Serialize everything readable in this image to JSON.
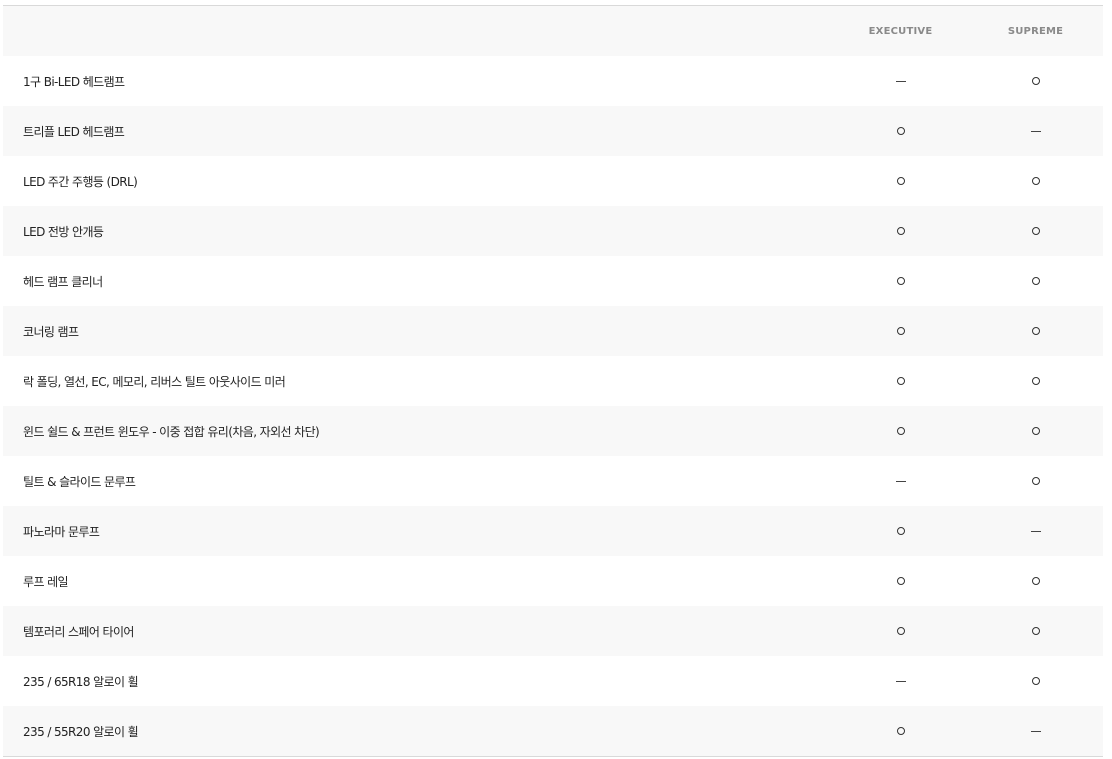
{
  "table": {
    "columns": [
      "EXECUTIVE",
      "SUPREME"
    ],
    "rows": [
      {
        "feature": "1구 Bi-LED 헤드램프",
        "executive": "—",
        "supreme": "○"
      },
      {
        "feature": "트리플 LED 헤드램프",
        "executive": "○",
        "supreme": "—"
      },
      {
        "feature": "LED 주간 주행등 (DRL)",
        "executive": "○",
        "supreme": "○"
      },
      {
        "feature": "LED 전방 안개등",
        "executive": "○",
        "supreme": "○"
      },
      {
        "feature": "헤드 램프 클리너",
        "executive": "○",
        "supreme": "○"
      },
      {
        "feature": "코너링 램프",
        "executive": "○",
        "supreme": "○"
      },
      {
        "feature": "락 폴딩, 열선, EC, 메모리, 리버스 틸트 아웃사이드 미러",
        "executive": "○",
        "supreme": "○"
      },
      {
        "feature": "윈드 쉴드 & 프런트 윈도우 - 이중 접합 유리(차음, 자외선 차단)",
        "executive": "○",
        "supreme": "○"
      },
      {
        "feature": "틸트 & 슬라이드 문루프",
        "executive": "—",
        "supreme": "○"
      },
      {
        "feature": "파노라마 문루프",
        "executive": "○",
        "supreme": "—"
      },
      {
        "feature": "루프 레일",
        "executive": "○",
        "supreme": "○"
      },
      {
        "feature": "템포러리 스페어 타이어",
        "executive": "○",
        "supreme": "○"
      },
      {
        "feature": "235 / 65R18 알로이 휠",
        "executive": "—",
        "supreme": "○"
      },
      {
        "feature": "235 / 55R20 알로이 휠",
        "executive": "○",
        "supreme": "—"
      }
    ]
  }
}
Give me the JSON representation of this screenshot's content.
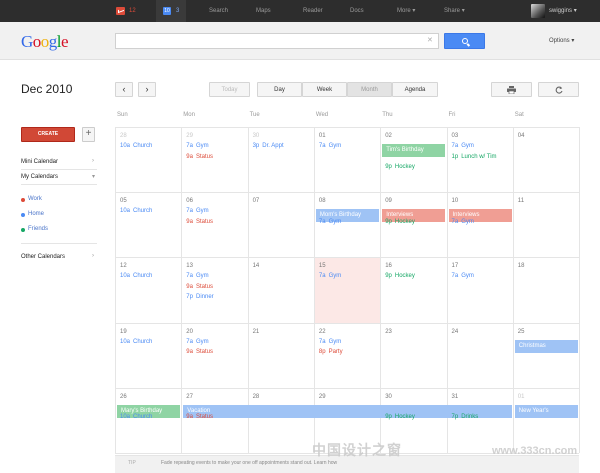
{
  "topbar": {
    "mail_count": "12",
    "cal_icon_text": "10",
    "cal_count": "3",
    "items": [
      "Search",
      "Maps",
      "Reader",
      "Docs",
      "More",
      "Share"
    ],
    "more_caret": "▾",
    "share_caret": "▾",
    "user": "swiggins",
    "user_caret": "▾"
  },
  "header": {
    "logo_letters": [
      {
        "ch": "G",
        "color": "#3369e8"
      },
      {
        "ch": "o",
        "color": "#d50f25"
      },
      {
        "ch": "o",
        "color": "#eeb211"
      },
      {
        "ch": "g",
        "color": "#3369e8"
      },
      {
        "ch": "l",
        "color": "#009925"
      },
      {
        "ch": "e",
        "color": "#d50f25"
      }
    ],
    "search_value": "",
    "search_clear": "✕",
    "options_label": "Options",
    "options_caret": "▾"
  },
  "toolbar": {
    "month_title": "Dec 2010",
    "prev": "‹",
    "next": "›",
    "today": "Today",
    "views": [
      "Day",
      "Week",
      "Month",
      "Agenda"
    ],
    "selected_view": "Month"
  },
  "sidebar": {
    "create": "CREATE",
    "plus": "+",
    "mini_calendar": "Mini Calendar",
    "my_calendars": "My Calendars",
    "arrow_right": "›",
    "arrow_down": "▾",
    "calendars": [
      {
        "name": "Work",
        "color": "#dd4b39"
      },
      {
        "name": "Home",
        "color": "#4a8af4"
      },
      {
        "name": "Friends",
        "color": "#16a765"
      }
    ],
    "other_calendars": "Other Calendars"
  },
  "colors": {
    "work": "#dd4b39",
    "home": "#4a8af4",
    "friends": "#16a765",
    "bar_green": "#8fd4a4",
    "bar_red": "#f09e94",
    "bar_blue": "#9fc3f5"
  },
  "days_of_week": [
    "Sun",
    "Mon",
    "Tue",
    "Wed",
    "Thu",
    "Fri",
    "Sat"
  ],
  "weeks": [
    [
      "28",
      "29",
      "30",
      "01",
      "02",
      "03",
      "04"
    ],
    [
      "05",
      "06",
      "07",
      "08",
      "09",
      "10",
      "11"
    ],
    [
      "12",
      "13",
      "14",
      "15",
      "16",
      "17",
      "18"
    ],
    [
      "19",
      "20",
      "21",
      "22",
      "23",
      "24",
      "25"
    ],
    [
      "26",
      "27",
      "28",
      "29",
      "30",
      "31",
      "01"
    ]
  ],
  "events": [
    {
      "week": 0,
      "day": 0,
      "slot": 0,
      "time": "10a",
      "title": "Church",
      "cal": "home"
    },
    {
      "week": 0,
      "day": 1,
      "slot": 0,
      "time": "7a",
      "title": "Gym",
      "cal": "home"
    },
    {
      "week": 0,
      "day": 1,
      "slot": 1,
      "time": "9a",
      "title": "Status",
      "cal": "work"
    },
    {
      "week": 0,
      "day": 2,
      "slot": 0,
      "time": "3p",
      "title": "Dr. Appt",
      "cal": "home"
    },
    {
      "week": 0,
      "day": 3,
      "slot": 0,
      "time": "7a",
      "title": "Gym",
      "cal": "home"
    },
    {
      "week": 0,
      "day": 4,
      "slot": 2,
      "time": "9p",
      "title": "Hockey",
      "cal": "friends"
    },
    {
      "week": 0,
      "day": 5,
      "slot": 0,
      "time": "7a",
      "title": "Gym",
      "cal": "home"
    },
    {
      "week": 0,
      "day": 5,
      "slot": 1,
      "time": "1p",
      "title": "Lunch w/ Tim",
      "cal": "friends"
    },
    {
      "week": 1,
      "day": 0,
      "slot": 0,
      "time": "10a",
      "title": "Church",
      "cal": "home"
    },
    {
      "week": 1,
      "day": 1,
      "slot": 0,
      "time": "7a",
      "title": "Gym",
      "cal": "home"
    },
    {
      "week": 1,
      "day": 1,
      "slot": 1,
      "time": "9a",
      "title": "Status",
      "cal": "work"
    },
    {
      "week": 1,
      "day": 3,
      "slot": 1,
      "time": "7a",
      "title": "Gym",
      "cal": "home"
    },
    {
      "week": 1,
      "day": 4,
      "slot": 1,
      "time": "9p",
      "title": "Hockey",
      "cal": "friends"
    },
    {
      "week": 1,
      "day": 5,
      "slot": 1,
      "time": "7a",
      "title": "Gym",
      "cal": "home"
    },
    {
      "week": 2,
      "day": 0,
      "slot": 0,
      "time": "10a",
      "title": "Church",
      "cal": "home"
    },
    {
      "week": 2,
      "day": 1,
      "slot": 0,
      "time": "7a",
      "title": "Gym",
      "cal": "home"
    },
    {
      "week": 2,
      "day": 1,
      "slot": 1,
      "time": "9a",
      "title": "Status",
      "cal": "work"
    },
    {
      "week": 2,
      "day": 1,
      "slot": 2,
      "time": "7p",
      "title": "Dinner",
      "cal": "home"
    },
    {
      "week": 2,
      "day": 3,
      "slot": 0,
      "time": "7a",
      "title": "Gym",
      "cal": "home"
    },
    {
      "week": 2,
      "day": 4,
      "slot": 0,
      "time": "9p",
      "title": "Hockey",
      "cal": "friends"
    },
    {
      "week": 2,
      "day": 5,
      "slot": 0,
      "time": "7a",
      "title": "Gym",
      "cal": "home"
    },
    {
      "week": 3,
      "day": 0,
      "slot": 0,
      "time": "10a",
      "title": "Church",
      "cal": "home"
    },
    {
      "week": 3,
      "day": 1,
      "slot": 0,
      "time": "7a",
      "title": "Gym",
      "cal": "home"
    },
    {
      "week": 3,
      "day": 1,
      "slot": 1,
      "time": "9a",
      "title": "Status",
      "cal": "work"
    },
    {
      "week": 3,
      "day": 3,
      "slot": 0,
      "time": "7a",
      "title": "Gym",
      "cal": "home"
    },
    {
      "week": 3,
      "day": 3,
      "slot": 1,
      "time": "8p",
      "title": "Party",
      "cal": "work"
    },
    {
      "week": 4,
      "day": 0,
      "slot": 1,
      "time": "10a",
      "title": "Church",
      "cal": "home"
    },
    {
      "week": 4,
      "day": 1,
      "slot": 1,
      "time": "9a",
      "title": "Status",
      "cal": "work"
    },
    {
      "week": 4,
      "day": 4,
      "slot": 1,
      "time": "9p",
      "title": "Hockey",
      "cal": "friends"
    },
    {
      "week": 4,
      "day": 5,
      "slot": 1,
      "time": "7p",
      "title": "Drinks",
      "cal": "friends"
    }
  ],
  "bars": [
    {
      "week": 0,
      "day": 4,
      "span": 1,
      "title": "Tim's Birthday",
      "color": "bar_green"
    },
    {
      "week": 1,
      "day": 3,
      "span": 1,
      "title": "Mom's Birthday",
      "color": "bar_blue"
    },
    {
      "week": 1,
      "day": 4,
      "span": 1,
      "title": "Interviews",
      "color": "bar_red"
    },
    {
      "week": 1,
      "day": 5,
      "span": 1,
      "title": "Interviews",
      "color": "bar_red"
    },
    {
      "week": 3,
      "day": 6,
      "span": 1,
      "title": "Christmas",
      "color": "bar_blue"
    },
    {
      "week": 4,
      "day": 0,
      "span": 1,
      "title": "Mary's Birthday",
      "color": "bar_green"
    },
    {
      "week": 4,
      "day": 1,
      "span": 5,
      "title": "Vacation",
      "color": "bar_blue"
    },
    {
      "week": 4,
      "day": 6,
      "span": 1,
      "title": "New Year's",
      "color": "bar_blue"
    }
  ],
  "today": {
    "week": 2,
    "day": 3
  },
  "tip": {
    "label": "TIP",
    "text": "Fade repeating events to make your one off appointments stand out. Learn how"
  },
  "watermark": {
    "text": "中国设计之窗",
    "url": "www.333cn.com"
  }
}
━━━
:: STATED GOAL ::
Identify every line above that includes the word "Birthday", and show those lines.

:: SOLUTION TO THIS PROBLEM ::
      "title": "Tim's Birthday",
      "title": "Mom's Birthday",
      "title": "Mary's Birthday",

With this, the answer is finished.